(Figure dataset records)

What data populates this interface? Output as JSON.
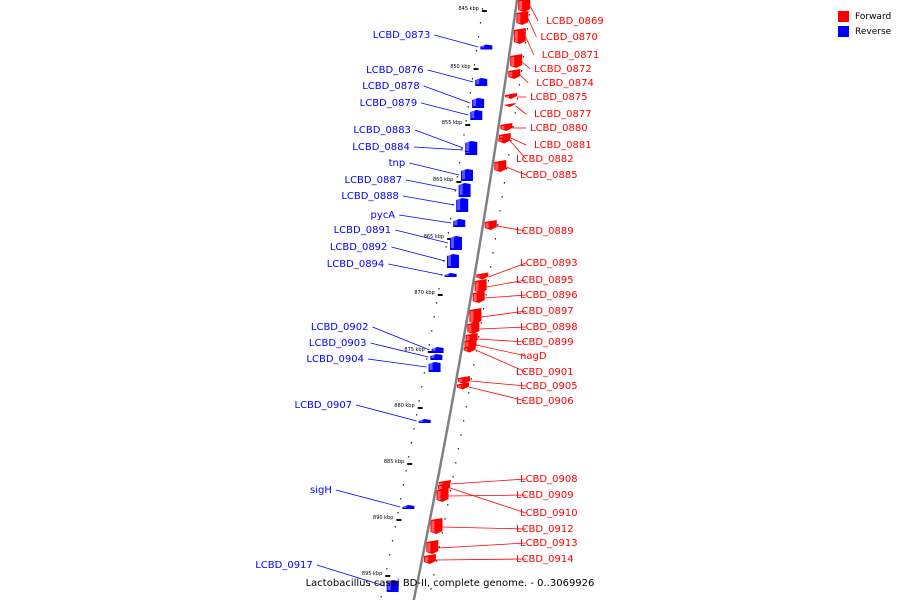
{
  "caption": "Lactobacillus casei BD-II, complete genome. - 0..3069926",
  "legend": [
    {
      "label": "Forward",
      "color": "#ff0000"
    },
    {
      "label": "Reverse",
      "color": "#0000ff"
    }
  ],
  "colors": {
    "forward": "#ff0000",
    "reverse": "#0000ff",
    "backbone": "#808080"
  },
  "kbp_labels": [
    "845 kbp",
    "850 kbp",
    "855 kbp",
    "860 kbp",
    "865 kbp",
    "870 kbp",
    "875 kbp",
    "880 kbp",
    "885 kbp",
    "890 kbp",
    "895 kbp"
  ],
  "forward_genes": [
    "LCBD_0869",
    "LCBD_0870",
    "LCBD_0871",
    "LCBD_0872",
    "LCBD_0874",
    "LCBD_0875",
    "LCBD_0877",
    "LCBD_0880",
    "LCBD_0881",
    "LCBD_0882",
    "LCBD_0885",
    "LCBD_0889",
    "LCBD_0893",
    "LCBD_0895",
    "LCBD_0896",
    "LCBD_0897",
    "LCBD_0898",
    "LCBD_0899",
    "nagD",
    "LCBD_0901",
    "LCBD_0905",
    "LCBD_0906",
    "LCBD_0908",
    "LCBD_0909",
    "LCBD_0910",
    "LCBD_0912",
    "LCBD_0913",
    "LCBD_0914"
  ],
  "reverse_genes": [
    "LCBD_0873",
    "LCBD_0876",
    "LCBD_0878",
    "LCBD_0879",
    "LCBD_0883",
    "LCBD_0884",
    "tnp",
    "LCBD_0887",
    "LCBD_0888",
    "pycA",
    "LCBD_0891",
    "LCBD_0892",
    "LCBD_0894",
    "LCBD_0902",
    "LCBD_0903",
    "LCBD_0904",
    "LCBD_0907",
    "sigH",
    "LCBD_0917"
  ]
}
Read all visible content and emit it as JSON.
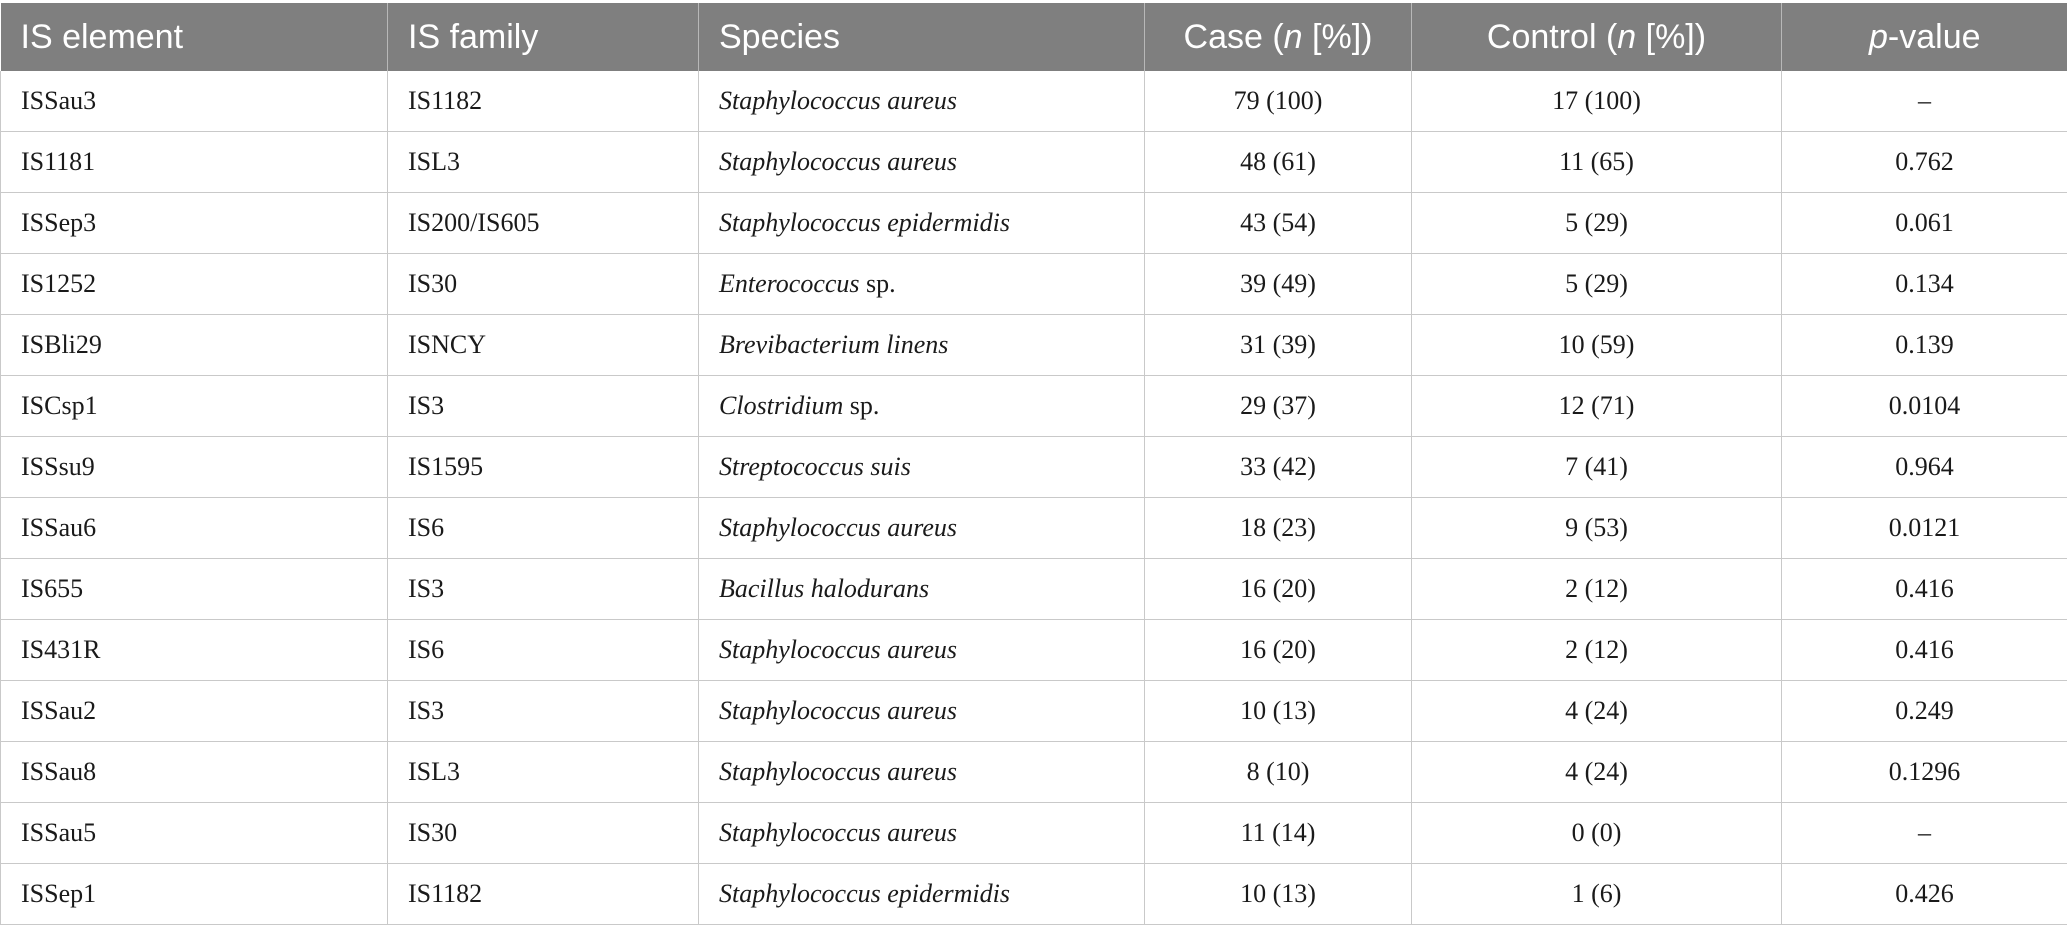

**Task objective:**
Above are the records; transcribe them exactly without the pictures.

**Written response:**
What data populates this interface? Output as JSON.
{
  "caption": "Lactobacillus casei BD-II, complete genome. - 0..3069926",
  "legend": [
    {
      "label": "Forward",
      "color": "#ff0000"
    },
    {
      "label": "Reverse",
      "color": "#0000ff"
    }
  ],
  "colors": {
    "forward": "#ff0000",
    "reverse": "#0000ff",
    "backbone": "#808080"
  },
  "kbp_labels": [
    "845 kbp",
    "850 kbp",
    "855 kbp",
    "860 kbp",
    "865 kbp",
    "870 kbp",
    "875 kbp",
    "880 kbp",
    "885 kbp",
    "890 kbp",
    "895 kbp"
  ],
  "forward_genes": [
    "LCBD_0869",
    "LCBD_0870",
    "LCBD_0871",
    "LCBD_0872",
    "LCBD_0874",
    "LCBD_0875",
    "LCBD_0877",
    "LCBD_0880",
    "LCBD_0881",
    "LCBD_0882",
    "LCBD_0885",
    "LCBD_0889",
    "LCBD_0893",
    "LCBD_0895",
    "LCBD_0896",
    "LCBD_0897",
    "LCBD_0898",
    "LCBD_0899",
    "nagD",
    "LCBD_0901",
    "LCBD_0905",
    "LCBD_0906",
    "LCBD_0908",
    "LCBD_0909",
    "LCBD_0910",
    "LCBD_0912",
    "LCBD_0913",
    "LCBD_0914"
  ],
  "reverse_genes": [
    "LCBD_0873",
    "LCBD_0876",
    "LCBD_0878",
    "LCBD_0879",
    "LCBD_0883",
    "LCBD_0884",
    "tnp",
    "LCBD_0887",
    "LCBD_0888",
    "pycA",
    "LCBD_0891",
    "LCBD_0892",
    "LCBD_0894",
    "LCBD_0902",
    "LCBD_0903",
    "LCBD_0904",
    "LCBD_0907",
    "sigH",
    "LCBD_0917"
  ]
}
Read all visible content and emit it as JSON.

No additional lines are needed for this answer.